- [PROBLEM DETAILS]: The records that follow should be retyped word for word.

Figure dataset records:
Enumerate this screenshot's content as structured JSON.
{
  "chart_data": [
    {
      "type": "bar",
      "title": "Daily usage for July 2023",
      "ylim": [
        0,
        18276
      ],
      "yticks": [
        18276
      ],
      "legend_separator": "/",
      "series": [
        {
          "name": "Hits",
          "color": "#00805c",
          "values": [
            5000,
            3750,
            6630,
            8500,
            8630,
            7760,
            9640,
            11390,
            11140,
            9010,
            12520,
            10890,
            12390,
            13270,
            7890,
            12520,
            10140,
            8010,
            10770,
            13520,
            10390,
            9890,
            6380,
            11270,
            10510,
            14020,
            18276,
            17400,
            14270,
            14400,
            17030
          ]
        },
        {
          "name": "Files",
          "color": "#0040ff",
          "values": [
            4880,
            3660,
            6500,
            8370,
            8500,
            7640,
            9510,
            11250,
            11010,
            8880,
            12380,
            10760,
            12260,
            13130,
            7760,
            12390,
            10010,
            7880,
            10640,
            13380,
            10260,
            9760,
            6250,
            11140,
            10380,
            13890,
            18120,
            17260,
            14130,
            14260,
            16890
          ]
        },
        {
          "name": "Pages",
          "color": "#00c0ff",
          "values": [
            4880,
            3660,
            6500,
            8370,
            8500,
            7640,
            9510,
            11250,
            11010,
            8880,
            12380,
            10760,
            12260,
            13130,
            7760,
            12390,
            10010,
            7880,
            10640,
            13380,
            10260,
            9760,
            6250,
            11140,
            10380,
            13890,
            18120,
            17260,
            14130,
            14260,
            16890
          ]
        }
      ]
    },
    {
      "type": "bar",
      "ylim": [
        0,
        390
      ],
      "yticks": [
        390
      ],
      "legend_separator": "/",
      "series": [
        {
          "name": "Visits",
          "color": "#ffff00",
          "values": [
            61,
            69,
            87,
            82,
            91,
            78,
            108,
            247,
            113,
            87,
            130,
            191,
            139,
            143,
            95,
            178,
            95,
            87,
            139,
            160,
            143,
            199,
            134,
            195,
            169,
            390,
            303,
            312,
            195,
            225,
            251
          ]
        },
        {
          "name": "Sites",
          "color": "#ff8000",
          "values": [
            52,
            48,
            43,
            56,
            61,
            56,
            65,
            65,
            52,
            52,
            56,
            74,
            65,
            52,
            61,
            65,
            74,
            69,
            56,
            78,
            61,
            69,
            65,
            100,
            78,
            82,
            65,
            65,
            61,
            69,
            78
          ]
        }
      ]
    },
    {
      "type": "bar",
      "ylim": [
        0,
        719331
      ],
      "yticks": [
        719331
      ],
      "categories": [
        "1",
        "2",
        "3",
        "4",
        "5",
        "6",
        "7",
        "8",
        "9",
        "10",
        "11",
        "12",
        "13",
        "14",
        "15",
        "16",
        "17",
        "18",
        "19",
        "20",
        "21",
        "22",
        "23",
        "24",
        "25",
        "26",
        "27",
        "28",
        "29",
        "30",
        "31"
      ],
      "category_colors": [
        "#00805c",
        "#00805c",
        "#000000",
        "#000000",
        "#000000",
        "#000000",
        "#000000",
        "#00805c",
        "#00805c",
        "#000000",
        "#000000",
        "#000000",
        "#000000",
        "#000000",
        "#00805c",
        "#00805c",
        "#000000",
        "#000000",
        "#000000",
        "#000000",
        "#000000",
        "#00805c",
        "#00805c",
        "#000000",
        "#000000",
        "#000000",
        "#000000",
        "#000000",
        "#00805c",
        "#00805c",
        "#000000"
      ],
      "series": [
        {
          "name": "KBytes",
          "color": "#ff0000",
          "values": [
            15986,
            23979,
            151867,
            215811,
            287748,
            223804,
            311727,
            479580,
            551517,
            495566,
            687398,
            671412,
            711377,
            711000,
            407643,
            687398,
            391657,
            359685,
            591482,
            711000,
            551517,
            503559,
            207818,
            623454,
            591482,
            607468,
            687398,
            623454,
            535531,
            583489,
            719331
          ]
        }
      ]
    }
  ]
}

- [SOLUTION TO THE PROBLEM]:
Enumerate this screenshot's content as structured JSON.
{
  "chart_data": [
    {
      "type": "bar",
      "title": "Daily usage for July 2023",
      "ylim": [
        0,
        18276
      ],
      "yticks": [
        18276
      ],
      "legend_separator": "/",
      "series": [
        {
          "name": "Hits",
          "color": "#00805c",
          "values": [
            5000,
            3750,
            6630,
            8500,
            8630,
            7760,
            9640,
            11390,
            11140,
            9010,
            12520,
            10890,
            12390,
            13270,
            7890,
            12520,
            10140,
            8010,
            10770,
            13520,
            10390,
            9890,
            6380,
            11270,
            10510,
            14020,
            18276,
            17400,
            14270,
            14400,
            17030
          ]
        },
        {
          "name": "Files",
          "color": "#0040ff",
          "values": [
            4880,
            3660,
            6500,
            8370,
            8500,
            7640,
            9510,
            11250,
            11010,
            8880,
            12380,
            10760,
            12260,
            13130,
            7760,
            12390,
            10010,
            7880,
            10640,
            13380,
            10260,
            9760,
            6250,
            11140,
            10380,
            13890,
            18120,
            17260,
            14130,
            14260,
            16890
          ]
        },
        {
          "name": "Pages",
          "color": "#00c0ff",
          "values": [
            4880,
            3660,
            6500,
            8370,
            8500,
            7640,
            9510,
            11250,
            11010,
            8880,
            12380,
            10760,
            12260,
            13130,
            7760,
            12390,
            10010,
            7880,
            10640,
            13380,
            10260,
            9760,
            6250,
            11140,
            10380,
            13890,
            18120,
            17260,
            14130,
            14260,
            16890
          ]
        }
      ]
    },
    {
      "type": "bar",
      "ylim": [
        0,
        390
      ],
      "yticks": [
        390
      ],
      "legend_separator": "/",
      "series": [
        {
          "name": "Visits",
          "color": "#ffff00",
          "values": [
            61,
            69,
            87,
            82,
            91,
            78,
            108,
            247,
            113,
            87,
            130,
            191,
            139,
            143,
            95,
            178,
            95,
            87,
            139,
            160,
            143,
            199,
            134,
            195,
            169,
            390,
            303,
            312,
            195,
            225,
            251
          ]
        },
        {
          "name": "Sites",
          "color": "#ff8000",
          "values": [
            52,
            48,
            43,
            56,
            61,
            56,
            65,
            65,
            52,
            52,
            56,
            74,
            65,
            52,
            61,
            65,
            74,
            69,
            56,
            78,
            61,
            69,
            65,
            100,
            78,
            82,
            65,
            65,
            61,
            69,
            78
          ]
        }
      ]
    },
    {
      "type": "bar",
      "ylim": [
        0,
        719331
      ],
      "yticks": [
        719331
      ],
      "categories": [
        "1",
        "2",
        "3",
        "4",
        "5",
        "6",
        "7",
        "8",
        "9",
        "10",
        "11",
        "12",
        "13",
        "14",
        "15",
        "16",
        "17",
        "18",
        "19",
        "20",
        "21",
        "22",
        "23",
        "24",
        "25",
        "26",
        "27",
        "28",
        "29",
        "30",
        "31"
      ],
      "category_colors": [
        "#00805c",
        "#00805c",
        "#000000",
        "#000000",
        "#000000",
        "#000000",
        "#000000",
        "#00805c",
        "#00805c",
        "#000000",
        "#000000",
        "#000000",
        "#000000",
        "#000000",
        "#00805c",
        "#00805c",
        "#000000",
        "#000000",
        "#000000",
        "#000000",
        "#000000",
        "#00805c",
        "#00805c",
        "#000000",
        "#000000",
        "#000000",
        "#000000",
        "#000000",
        "#00805c",
        "#00805c",
        "#000000"
      ],
      "series": [
        {
          "name": "KBytes",
          "color": "#ff0000",
          "values": [
            15986,
            23979,
            151867,
            215811,
            287748,
            223804,
            311727,
            479580,
            551517,
            495566,
            687398,
            671412,
            711377,
            711000,
            407643,
            687398,
            391657,
            359685,
            591482,
            711000,
            551517,
            503559,
            207818,
            623454,
            591482,
            607468,
            687398,
            623454,
            535531,
            583489,
            719331
          ]
        }
      ]
    }
  ]
}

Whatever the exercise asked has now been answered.